● **INPUT MATERIAL**:

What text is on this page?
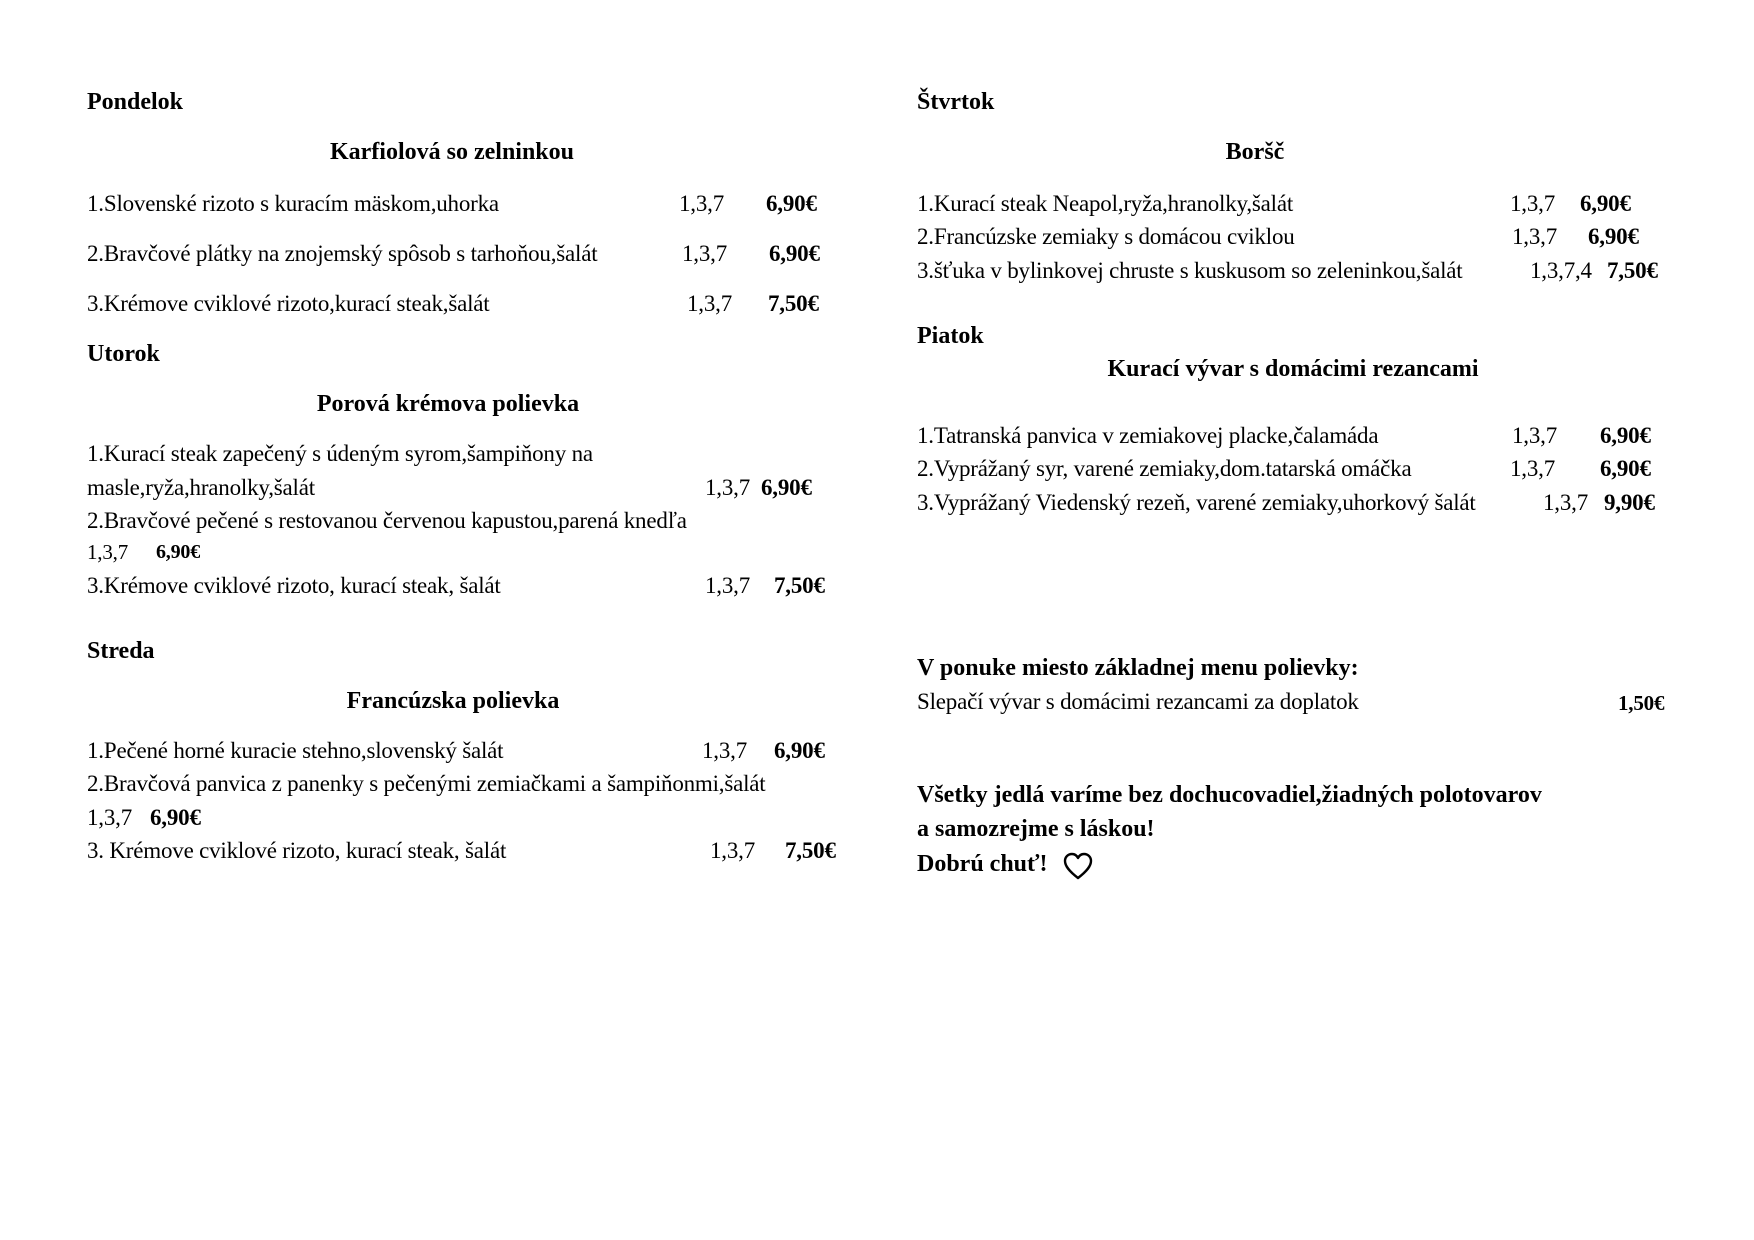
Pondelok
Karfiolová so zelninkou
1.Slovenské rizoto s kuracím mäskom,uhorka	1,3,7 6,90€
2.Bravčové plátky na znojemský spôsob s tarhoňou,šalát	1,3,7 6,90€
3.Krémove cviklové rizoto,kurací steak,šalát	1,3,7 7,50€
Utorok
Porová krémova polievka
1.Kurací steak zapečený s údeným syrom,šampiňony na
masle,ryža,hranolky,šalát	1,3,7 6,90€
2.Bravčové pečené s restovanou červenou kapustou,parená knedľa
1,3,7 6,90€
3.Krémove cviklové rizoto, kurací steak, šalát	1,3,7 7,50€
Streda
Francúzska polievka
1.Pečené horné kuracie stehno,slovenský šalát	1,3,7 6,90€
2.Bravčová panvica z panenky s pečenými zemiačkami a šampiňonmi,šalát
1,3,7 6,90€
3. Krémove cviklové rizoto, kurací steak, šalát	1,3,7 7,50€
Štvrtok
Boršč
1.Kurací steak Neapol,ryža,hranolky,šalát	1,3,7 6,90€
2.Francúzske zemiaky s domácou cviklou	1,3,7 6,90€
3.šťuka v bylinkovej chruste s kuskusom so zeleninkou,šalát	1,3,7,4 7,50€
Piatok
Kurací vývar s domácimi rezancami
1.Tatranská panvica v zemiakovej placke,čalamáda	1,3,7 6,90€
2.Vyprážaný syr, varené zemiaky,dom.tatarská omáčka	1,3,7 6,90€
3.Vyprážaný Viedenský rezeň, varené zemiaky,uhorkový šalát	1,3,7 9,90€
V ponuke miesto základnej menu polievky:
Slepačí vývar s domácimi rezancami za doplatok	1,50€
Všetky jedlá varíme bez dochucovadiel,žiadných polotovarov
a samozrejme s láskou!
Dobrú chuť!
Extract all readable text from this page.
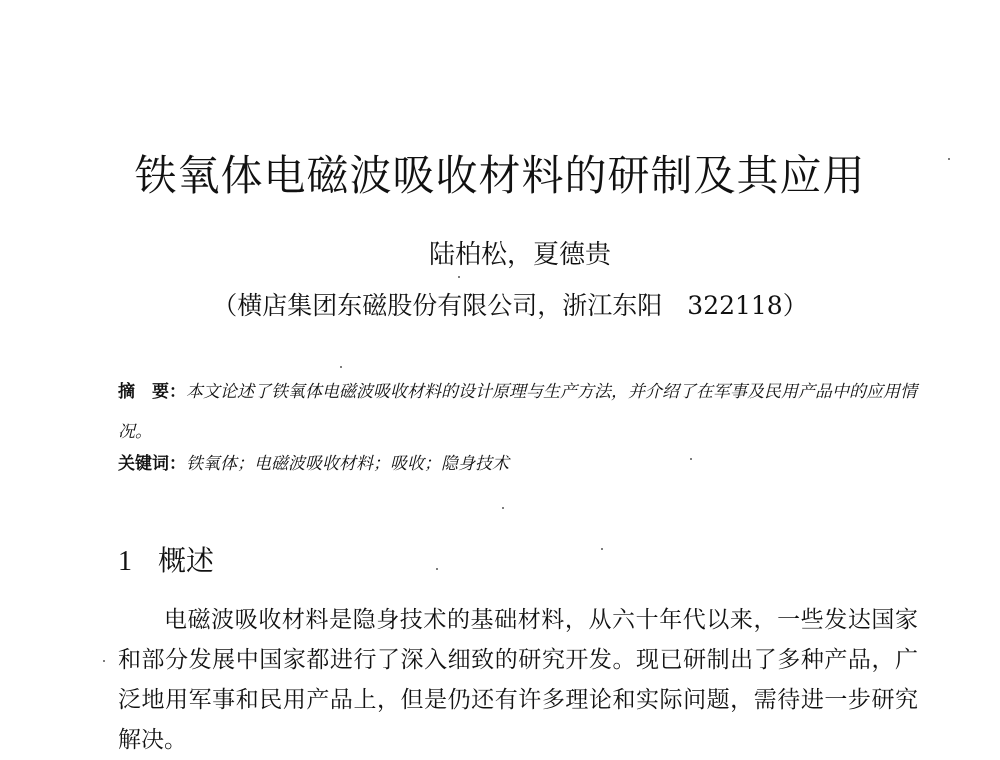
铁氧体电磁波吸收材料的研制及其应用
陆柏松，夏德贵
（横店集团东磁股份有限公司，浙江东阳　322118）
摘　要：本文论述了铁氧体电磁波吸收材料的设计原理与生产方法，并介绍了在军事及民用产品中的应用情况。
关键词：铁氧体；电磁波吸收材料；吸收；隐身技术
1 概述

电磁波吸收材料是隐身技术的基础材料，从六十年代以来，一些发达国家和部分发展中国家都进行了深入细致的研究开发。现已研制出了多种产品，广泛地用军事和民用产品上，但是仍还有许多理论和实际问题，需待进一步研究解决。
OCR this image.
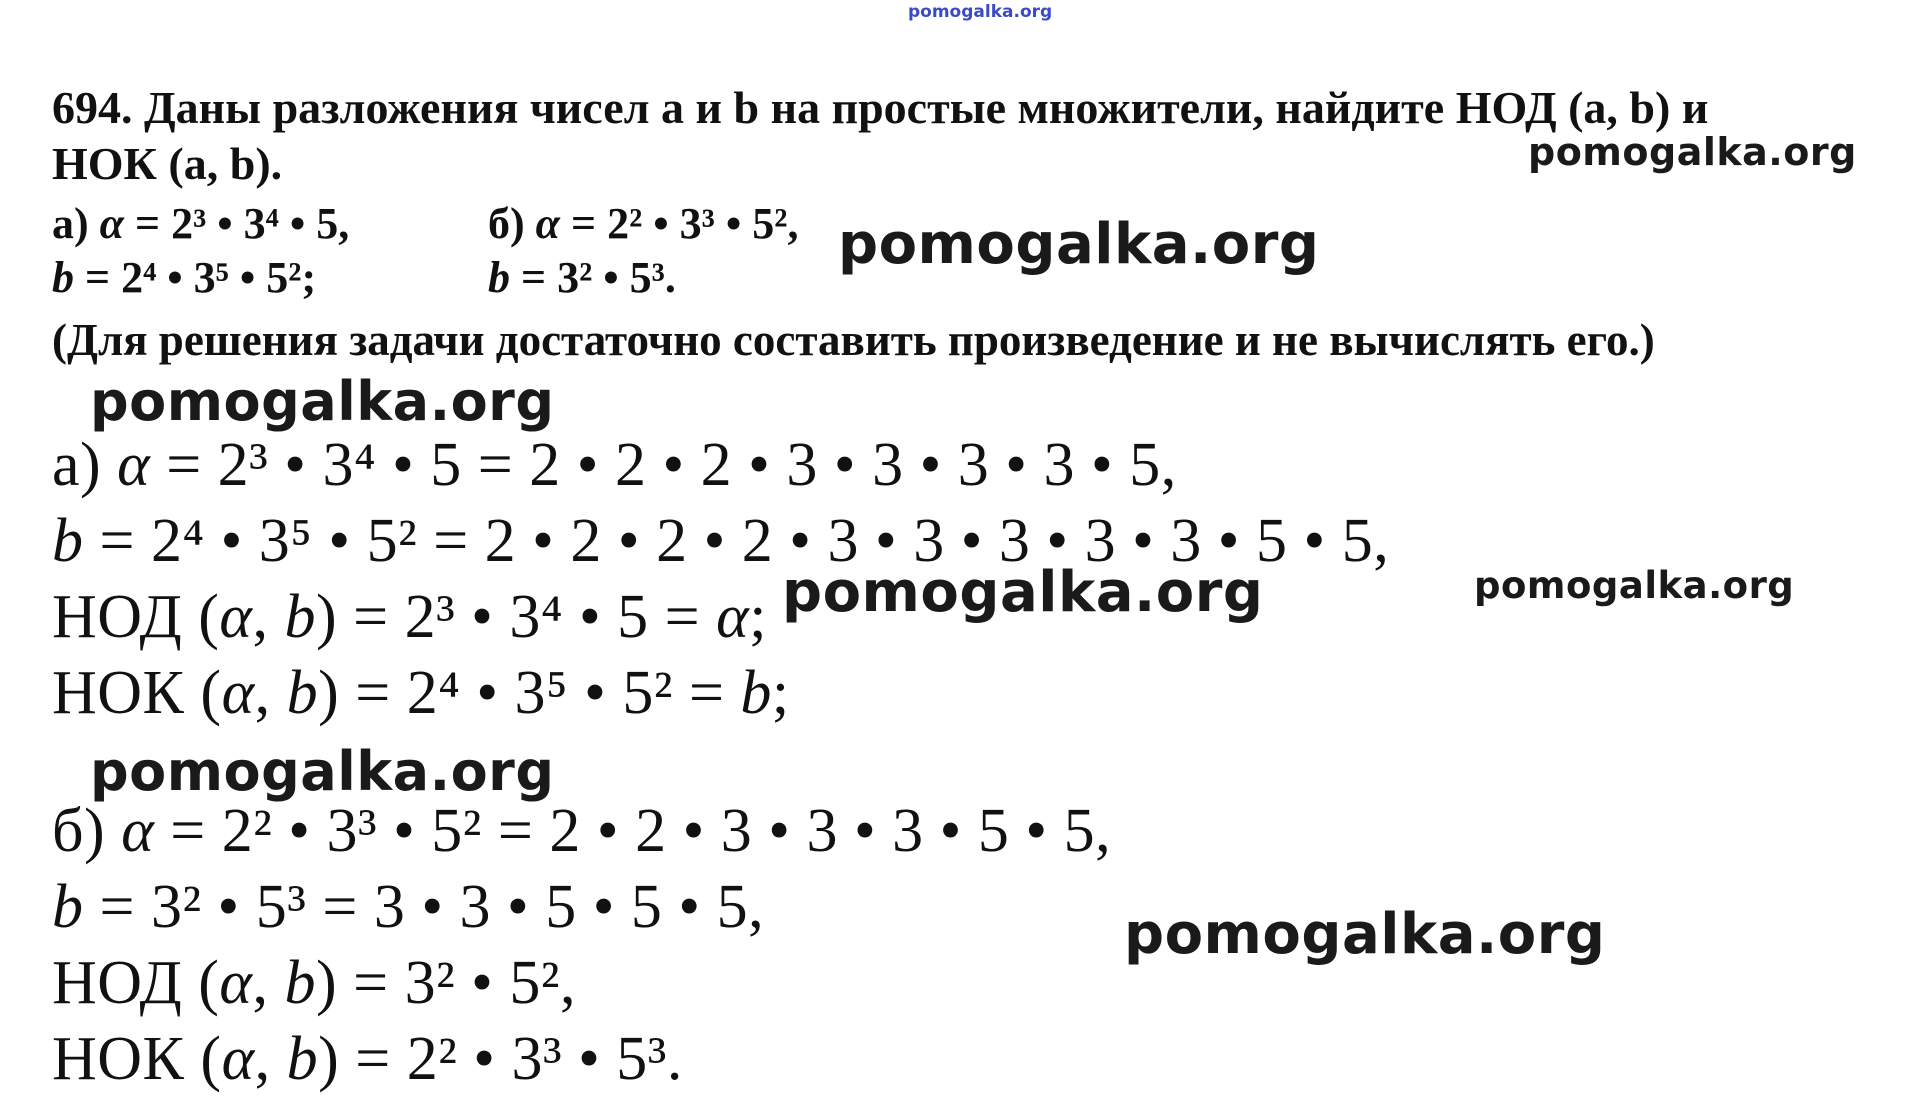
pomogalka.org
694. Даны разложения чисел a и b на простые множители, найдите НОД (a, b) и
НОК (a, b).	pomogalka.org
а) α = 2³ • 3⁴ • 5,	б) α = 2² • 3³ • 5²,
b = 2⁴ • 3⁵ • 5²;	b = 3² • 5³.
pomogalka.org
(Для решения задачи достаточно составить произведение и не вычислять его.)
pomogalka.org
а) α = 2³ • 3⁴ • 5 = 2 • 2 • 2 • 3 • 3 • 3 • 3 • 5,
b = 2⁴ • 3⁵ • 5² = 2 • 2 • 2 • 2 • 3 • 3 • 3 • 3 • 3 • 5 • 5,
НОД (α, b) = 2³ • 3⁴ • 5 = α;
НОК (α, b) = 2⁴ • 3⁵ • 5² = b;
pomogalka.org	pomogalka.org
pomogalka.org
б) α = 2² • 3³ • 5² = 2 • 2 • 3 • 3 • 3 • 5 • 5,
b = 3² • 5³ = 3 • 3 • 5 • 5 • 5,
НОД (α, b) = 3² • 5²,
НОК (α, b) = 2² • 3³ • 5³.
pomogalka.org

● **REQUIREMENTS**: Please set down each line of the data above exactly as written, without the pictures.

● **FINISHED TASK**:
What text is on this page?
Pondelok
Karfiolová so zelninkou
1.Slovenské rizoto s kuracím mäskom,uhorka	1,3,7 6,90€
2.Bravčové plátky na znojemský spôsob s tarhoňou,šalát	1,3,7 6,90€
3.Krémove cviklové rizoto,kurací steak,šalát	1,3,7 7,50€
Utorok
Porová krémova polievka
1.Kurací steak zapečený s údeným syrom,šampiňony na
masle,ryža,hranolky,šalát	1,3,7 6,90€
2.Bravčové pečené s restovanou červenou kapustou,parená knedľa
1,3,7 6,90€
3.Krémove cviklové rizoto, kurací steak, šalát	1,3,7 7,50€
Streda
Francúzska polievka
1.Pečené horné kuracie stehno,slovenský šalát	1,3,7 6,90€
2.Bravčová panvica z panenky s pečenými zemiačkami a šampiňonmi,šalát
1,3,7 6,90€
3. Krémove cviklové rizoto, kurací steak, šalát	1,3,7 7,50€
Štvrtok
Boršč
1.Kurací steak Neapol,ryža,hranolky,šalát	1,3,7 6,90€
2.Francúzske zemiaky s domácou cviklou	1,3,7 6,90€
3.šťuka v bylinkovej chruste s kuskusom so zeleninkou,šalát	1,3,7,4 7,50€
Piatok
Kurací vývar s domácimi rezancami
1.Tatranská panvica v zemiakovej placke,čalamáda	1,3,7 6,90€
2.Vyprážaný syr, varené zemiaky,dom.tatarská omáčka	1,3,7 6,90€
3.Vyprážaný Viedenský rezeň, varené zemiaky,uhorkový šalát	1,3,7 9,90€
V ponuke miesto základnej menu polievky:
Slepačí vývar s domácimi rezancami za doplatok	1,50€
Všetky jedlá varíme bez dochucovadiel,žiadných polotovarov
a samozrejme s láskou!
Dobrú chuť!
Extract all readable text from this page.
铁氧体电磁波吸收材料的研制及其应用
陆柏松，夏德贵
（横店集团东磁股份有限公司，浙江东阳　322118）
摘　要：本文论述了铁氧体电磁波吸收材料的设计原理与生产方法，并介绍了在军事及民用产品中的应用情况。
关键词：铁氧体；电磁波吸收材料；吸收；隐身技术
1 概述

电磁波吸收材料是隐身技术的基础材料，从六十年代以来，一些发达国家和部分发展中国家都进行了深入细致的研究开发。现已研制出了多种产品，广泛地用军事和民用产品上，但是仍还有许多理论和实际问题，需待进一步研究解决。
OCR this image.
pomogalka.org
694. Даны разложения чисел a и b на простые множители, найдите НОД (a, b) и
НОК (a, b).	pomogalka.org
а) α = 2³ • 3⁴ • 5,	б) α = 2² • 3³ • 5²,
b = 2⁴ • 3⁵ • 5²;	b = 3² • 5³.
pomogalka.org
(Для решения задачи достаточно составить произведение и не вычислять его.)
pomogalka.org
а) α = 2³ • 3⁴ • 5 = 2 • 2 • 2 • 3 • 3 • 3 • 3 • 5,
b = 2⁴ • 3⁵ • 5² = 2 • 2 • 2 • 2 • 3 • 3 • 3 • 3 • 3 • 5 • 5,
НОД (α, b) = 2³ • 3⁴ • 5 = α;
НОК (α, b) = 2⁴ • 3⁵ • 5² = b;
pomogalka.org	pomogalka.org
pomogalka.org
б) α = 2² • 3³ • 5² = 2 • 2 • 3 • 3 • 3 • 5 • 5,
b = 3² • 5³ = 3 • 3 • 5 • 5 • 5,
НОД (α, b) = 3² • 5²,
НОК (α, b) = 2² • 3³ • 5³.
pomogalka.org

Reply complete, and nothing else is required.